[Saved entries]

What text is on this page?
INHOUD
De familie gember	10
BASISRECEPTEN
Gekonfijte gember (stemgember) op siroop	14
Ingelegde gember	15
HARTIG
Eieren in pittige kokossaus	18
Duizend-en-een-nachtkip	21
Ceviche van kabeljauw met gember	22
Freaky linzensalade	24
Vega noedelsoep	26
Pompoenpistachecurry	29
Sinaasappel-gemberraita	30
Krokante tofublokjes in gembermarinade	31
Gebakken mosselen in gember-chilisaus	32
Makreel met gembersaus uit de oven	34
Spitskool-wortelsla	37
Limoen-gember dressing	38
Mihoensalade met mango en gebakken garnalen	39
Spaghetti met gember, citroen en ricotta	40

» Exercise goal: Every record above needs to be repeated word for word.

» Exercise response:
What text is on this page?
INHOUD
De familie gember	10
BASISRECEPTEN
Gekonfijte gember (stemgember) op siroop	14
Ingelegde gember	15
HARTIG
Eieren in pittige kokossaus	18
Duizend-en-een-nachtkip	21
Ceviche van kabeljauw met gember	22
Freaky linzensalade	24
Vega noedelsoep	26
Pompoenpistachecurry	29
Sinaasappel-gemberraita	30
Krokante tofublokjes in gembermarinade	31
Gebakken mosselen in gember-chilisaus	32
Makreel met gembersaus uit de oven	34
Spitskool-wortelsla	37
Limoen-gember dressing	38
Mihoensalade met mango en gebakken garnalen	39
Spaghetti met gember, citroen en ricotta	40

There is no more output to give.